◆ **Instrução a**
Reproduza fielmente as linhas da listagem, da primeira até a linha que contém "header-variable: Total GHQ", incluindo as duas.

“E o Verbo se fez carne…”

 

“… e colocou sua tenda no meio de nós.” (Jo 1,14). Como poderia alguém sintetizar de modo melhor o grande mistério que a festa do Natal do Senhor nos ajuda a reviver a cada ano?

A grande solenidade para a qual nós estamos preparando não é, e nem pode ser, reduzida apenas à “lembrança de um aniversário de nascimento”. Como é vazio tudo isso! E com certeza, quando entra o vazio, este deve ser preenchido. E como fazê-lo?

Pois bem, é só dar uma olhada ao nosso redor. Não precisa muito para perceber o “mito” que se criou em torno de uma verdade. Estamos percorrendo o processo inverso dos primeiros cristãos os quais necessitaram de vários anos, grandes percas, sacrifícios de vidas e de bens para poder substituir os mitos pagãos com a comemoração deste maravilhoso evento que é o nascimento de Jesus, homem-Deus.

É importante, neste momento, primeiramente indicar o que aconteceu na cultura pagã com o ingresso do cristianismo para que, depois, possamos refletir sobre o significado das palavras de São João citadas acima.

É fato notório que nãos e conhece a data de nascimento de Jesus, principalmente porque na época nãos e tinha o costume de anotar as datas de nascimento, a não ser que se tratasse de reis ou personagens de famílias nobres; e Jesus não era nem um rei nem um nobre.

◆ **Instrução b**
No texto sobre o Natal, a que a grande solenidade não pode ser reduzida?

◆ **Material apresentado**
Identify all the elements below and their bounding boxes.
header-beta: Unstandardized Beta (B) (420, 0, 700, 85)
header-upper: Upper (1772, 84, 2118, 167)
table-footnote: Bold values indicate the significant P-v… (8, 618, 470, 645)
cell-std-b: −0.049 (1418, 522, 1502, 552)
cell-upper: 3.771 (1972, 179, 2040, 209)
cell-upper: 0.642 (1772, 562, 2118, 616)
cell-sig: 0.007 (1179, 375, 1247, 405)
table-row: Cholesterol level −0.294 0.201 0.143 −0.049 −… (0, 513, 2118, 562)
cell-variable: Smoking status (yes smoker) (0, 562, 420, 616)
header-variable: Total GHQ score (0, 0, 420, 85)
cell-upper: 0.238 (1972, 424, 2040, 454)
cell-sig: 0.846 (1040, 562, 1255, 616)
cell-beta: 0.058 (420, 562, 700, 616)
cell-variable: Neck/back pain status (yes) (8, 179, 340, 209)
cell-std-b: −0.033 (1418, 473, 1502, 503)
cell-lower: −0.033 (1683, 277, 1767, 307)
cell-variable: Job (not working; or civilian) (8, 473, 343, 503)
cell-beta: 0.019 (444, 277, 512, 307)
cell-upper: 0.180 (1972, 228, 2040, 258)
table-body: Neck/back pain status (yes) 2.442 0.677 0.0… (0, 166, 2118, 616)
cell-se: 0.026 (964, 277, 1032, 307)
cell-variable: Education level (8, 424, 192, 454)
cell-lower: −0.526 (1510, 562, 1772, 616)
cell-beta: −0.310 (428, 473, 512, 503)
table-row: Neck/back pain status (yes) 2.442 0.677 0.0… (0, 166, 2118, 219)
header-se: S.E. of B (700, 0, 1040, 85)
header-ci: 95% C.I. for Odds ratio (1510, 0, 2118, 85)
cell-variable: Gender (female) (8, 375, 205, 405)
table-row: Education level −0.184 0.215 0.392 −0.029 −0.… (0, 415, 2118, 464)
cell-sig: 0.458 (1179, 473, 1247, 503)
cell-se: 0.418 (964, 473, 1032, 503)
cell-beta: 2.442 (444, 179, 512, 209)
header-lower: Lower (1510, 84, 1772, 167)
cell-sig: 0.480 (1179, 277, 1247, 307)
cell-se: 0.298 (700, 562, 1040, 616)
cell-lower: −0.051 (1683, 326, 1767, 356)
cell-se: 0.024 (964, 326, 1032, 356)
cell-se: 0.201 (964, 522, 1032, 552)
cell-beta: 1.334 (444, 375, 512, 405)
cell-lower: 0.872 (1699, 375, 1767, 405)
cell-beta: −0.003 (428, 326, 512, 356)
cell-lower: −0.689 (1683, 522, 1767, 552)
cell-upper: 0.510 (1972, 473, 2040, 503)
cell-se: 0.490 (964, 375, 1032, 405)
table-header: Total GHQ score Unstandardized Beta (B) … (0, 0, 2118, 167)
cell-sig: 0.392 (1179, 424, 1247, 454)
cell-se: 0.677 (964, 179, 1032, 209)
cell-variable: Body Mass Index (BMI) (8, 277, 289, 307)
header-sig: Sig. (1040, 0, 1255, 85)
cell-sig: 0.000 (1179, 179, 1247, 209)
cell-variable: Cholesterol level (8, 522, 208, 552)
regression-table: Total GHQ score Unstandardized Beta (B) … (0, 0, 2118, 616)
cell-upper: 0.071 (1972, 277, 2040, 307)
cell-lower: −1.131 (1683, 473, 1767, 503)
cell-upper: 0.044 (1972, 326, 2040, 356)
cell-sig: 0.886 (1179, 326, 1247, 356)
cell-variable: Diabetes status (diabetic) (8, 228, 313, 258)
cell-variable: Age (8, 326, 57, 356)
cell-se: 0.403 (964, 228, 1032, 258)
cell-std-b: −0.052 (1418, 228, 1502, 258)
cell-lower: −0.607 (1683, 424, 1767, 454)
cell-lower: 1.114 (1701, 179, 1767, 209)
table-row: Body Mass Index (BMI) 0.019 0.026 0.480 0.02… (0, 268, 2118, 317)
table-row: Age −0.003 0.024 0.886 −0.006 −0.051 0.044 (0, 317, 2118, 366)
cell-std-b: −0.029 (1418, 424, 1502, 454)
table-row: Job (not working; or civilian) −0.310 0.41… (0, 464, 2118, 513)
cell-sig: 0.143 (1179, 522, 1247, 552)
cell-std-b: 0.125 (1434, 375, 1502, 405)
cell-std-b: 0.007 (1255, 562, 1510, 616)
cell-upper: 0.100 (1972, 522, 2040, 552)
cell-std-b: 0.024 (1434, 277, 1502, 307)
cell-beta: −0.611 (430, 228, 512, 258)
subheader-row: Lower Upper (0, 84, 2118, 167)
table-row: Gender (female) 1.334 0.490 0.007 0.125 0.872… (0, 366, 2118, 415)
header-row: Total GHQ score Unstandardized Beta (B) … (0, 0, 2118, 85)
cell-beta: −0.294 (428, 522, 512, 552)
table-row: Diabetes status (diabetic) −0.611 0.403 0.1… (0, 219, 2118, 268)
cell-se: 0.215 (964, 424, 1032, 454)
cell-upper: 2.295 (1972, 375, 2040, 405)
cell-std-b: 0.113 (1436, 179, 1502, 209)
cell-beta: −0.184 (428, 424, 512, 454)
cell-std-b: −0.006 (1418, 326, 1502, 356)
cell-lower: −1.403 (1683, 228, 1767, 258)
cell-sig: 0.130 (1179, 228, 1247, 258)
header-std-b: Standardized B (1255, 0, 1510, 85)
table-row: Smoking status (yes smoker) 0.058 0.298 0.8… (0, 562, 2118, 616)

◆ **Resposta final a**
Identify all the elements below and their bounding boxes.
header-beta: Unstandardized Beta (B) (420, 0, 700, 85)
header-upper: Upper (1772, 84, 2118, 167)
table-footnote: Bold values indicate the significant P-v… (8, 618, 470, 645)
cell-std-b: −0.049 (1418, 522, 1502, 552)
cell-upper: 3.771 (1972, 179, 2040, 209)
cell-upper: 0.642 (1772, 562, 2118, 616)
cell-sig: 0.007 (1179, 375, 1247, 405)
table-row: Cholesterol level −0.294 0.201 0.143 −0.049 −… (0, 513, 2118, 562)
cell-variable: Smoking status (yes smoker) (0, 562, 420, 616)
header-variable: Total GHQ score (0, 0, 420, 85)

◆ **Resposta final b**
Não pode ser reduzida apenas à "lembrança de um aniversário de nascimento".